## WHAT IS NEEDED
Gather each line of the entries below that includes "OFCL".

## MATERIAL SUPPLIED

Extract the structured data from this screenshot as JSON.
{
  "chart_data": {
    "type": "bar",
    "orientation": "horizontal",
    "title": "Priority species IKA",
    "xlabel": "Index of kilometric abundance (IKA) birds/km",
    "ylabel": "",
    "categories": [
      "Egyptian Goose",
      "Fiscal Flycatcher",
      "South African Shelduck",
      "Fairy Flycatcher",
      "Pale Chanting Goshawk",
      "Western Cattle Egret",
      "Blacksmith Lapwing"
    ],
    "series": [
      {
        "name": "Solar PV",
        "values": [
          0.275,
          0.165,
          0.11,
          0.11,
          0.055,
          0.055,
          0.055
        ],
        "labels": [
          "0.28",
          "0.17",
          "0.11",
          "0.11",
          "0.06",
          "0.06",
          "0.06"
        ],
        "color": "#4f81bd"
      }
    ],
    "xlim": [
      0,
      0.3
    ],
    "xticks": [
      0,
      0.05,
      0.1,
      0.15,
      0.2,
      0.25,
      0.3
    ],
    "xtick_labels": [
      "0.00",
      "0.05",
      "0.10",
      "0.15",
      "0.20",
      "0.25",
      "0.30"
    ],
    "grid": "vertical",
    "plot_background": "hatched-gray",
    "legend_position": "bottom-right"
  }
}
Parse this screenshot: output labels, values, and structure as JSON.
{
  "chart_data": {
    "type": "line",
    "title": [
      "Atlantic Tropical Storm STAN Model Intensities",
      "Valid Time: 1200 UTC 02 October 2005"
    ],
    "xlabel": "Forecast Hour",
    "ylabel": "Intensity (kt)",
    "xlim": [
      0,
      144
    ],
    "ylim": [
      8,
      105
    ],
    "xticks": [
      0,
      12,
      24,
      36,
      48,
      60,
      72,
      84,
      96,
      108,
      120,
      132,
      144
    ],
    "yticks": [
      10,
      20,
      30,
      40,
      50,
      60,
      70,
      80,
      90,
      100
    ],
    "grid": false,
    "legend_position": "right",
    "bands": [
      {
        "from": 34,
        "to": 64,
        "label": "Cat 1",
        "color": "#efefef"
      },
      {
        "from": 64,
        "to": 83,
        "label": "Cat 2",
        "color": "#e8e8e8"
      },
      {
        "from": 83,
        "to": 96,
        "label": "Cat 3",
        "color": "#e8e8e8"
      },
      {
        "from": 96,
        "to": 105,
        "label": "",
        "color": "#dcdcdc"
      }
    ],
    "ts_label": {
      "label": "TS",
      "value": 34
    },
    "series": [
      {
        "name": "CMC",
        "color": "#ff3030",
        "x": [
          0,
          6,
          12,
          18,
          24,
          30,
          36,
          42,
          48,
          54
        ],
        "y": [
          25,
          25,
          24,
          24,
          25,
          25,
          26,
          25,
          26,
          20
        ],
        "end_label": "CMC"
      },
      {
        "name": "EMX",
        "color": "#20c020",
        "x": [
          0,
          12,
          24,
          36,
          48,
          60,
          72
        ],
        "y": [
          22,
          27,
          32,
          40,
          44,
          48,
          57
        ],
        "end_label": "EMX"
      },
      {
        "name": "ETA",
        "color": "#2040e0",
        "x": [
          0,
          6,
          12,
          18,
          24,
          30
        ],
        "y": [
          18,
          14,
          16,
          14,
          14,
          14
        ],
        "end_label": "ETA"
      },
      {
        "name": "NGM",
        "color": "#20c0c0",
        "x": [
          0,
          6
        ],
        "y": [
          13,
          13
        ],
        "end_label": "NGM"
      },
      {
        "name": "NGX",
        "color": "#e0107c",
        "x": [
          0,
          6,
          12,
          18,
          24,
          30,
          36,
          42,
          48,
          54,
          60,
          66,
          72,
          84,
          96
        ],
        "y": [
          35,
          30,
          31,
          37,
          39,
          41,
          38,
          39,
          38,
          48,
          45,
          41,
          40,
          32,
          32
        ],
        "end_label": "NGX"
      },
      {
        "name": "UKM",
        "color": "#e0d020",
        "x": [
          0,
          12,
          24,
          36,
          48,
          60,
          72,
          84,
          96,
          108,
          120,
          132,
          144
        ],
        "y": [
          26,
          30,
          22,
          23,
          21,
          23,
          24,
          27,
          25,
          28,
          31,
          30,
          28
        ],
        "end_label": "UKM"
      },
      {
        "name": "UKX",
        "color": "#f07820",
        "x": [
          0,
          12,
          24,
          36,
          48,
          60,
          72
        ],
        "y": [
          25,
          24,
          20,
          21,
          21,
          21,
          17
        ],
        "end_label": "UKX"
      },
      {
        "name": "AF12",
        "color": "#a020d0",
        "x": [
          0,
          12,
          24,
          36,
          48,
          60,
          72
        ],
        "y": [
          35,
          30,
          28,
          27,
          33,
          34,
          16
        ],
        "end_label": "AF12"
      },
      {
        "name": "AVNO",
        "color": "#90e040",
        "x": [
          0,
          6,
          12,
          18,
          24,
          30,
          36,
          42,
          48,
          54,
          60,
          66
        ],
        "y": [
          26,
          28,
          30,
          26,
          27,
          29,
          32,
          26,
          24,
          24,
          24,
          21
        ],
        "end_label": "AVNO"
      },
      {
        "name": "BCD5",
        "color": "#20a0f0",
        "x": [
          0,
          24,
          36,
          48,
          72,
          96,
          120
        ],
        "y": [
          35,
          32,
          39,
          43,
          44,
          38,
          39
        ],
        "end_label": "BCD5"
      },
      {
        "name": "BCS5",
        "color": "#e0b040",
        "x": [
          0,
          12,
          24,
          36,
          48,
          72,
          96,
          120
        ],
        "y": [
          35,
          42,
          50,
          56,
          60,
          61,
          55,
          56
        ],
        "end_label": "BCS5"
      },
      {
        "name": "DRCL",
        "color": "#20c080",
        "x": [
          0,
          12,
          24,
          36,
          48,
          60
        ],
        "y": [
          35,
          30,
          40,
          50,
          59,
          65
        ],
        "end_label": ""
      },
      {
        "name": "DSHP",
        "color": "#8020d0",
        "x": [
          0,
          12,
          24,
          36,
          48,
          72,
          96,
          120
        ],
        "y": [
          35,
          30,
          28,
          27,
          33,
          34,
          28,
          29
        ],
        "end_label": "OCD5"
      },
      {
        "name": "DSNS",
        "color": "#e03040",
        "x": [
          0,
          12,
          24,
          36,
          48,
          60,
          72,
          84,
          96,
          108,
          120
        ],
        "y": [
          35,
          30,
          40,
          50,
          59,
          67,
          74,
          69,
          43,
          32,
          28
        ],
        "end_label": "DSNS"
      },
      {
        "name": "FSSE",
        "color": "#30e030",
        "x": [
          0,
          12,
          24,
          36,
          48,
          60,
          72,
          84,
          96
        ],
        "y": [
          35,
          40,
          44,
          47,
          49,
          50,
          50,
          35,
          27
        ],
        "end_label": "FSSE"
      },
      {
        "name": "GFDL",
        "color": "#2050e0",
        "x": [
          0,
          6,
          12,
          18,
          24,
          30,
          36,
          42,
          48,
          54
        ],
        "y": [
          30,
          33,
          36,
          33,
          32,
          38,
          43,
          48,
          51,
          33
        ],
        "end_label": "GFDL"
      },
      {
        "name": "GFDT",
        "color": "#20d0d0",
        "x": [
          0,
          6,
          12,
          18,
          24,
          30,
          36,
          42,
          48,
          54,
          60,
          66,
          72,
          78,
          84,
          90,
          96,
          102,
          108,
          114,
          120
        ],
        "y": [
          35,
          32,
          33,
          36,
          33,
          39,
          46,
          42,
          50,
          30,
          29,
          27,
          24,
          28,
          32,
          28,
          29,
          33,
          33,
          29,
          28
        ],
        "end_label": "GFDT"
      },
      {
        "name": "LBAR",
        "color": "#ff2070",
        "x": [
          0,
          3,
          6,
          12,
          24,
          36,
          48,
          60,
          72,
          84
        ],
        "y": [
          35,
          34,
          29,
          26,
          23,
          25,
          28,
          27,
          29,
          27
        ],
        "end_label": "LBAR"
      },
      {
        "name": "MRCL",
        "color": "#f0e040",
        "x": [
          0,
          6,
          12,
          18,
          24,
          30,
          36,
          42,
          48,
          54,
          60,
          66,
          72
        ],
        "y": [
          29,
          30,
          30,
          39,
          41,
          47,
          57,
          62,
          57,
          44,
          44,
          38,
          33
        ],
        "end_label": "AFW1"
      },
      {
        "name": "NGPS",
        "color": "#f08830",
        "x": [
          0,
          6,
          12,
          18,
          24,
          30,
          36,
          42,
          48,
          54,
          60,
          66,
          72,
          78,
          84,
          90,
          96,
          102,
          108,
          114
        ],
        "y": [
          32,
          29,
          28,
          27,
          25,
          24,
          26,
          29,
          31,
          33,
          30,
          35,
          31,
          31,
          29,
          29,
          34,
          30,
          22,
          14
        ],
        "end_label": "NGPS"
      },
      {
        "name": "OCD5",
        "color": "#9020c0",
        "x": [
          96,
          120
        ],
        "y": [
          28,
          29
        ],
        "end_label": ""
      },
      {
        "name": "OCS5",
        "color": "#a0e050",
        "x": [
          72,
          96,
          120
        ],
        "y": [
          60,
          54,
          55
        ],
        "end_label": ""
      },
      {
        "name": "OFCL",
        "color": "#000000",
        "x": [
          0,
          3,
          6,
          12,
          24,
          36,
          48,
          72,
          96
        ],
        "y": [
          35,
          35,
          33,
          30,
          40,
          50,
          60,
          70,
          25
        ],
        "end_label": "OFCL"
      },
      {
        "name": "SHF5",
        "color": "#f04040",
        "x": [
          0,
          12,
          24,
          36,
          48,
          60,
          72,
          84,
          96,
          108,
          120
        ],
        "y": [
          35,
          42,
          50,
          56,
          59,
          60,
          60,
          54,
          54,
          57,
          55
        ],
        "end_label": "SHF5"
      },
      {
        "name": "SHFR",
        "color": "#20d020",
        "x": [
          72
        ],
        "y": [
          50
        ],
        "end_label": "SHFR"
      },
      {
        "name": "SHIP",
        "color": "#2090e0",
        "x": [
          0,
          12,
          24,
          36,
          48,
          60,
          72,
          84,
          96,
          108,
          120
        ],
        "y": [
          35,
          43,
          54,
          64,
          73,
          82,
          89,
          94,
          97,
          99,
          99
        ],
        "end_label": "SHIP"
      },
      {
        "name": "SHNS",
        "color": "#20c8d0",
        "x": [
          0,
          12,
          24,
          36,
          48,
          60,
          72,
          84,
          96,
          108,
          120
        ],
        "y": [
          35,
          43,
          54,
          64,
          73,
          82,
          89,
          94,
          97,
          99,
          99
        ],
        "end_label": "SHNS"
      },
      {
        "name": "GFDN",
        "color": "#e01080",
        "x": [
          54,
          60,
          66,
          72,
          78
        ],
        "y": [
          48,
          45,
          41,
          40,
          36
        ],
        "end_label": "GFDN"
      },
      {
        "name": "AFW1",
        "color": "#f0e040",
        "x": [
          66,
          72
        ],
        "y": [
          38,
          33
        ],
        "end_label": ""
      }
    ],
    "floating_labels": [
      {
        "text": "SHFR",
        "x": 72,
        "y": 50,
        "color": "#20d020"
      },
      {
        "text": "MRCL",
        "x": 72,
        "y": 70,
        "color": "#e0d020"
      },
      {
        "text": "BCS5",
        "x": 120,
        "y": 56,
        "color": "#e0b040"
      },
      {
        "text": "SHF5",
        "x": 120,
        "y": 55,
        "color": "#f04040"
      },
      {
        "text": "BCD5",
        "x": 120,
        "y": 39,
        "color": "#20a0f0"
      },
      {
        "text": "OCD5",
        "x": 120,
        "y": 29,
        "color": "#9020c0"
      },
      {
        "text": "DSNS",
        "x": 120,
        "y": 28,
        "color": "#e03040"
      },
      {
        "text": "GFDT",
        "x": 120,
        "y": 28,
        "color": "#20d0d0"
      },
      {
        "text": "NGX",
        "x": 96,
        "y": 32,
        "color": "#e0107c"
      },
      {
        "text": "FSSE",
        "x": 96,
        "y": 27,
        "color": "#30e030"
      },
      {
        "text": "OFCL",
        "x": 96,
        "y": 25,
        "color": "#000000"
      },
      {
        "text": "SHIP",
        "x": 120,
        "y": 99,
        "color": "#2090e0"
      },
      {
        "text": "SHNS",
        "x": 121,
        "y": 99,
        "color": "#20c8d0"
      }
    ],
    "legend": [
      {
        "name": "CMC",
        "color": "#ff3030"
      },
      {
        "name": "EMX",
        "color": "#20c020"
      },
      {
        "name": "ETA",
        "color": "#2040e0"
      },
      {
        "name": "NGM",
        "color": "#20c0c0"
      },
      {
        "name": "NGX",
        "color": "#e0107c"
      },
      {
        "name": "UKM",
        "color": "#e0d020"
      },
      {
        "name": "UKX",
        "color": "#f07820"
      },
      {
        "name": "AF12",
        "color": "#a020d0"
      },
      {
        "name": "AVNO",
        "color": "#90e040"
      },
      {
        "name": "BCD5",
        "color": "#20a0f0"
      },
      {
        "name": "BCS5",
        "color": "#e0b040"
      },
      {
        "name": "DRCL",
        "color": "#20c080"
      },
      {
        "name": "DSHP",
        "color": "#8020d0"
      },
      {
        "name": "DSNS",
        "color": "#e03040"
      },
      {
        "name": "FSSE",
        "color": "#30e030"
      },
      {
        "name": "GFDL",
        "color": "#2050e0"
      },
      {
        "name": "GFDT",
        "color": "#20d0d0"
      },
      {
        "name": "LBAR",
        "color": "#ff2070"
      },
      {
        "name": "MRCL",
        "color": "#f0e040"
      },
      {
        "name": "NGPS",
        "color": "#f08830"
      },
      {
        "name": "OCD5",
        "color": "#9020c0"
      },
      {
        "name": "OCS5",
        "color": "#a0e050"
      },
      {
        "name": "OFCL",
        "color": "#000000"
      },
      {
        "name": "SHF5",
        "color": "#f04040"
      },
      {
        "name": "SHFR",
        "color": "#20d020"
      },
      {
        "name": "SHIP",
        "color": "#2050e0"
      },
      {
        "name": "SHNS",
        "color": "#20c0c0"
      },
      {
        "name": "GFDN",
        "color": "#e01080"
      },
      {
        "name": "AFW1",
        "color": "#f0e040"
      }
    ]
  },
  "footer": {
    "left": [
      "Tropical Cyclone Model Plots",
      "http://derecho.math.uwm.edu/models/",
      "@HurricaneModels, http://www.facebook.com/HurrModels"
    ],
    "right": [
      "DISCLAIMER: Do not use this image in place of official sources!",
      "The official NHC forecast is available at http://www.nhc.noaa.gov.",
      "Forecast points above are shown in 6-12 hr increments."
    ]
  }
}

## COMPLETE OUTPUT
        "name": "OFCL",
        "end_label": "OFCL"
        "text": "OFCL",
        "name": "OFCL",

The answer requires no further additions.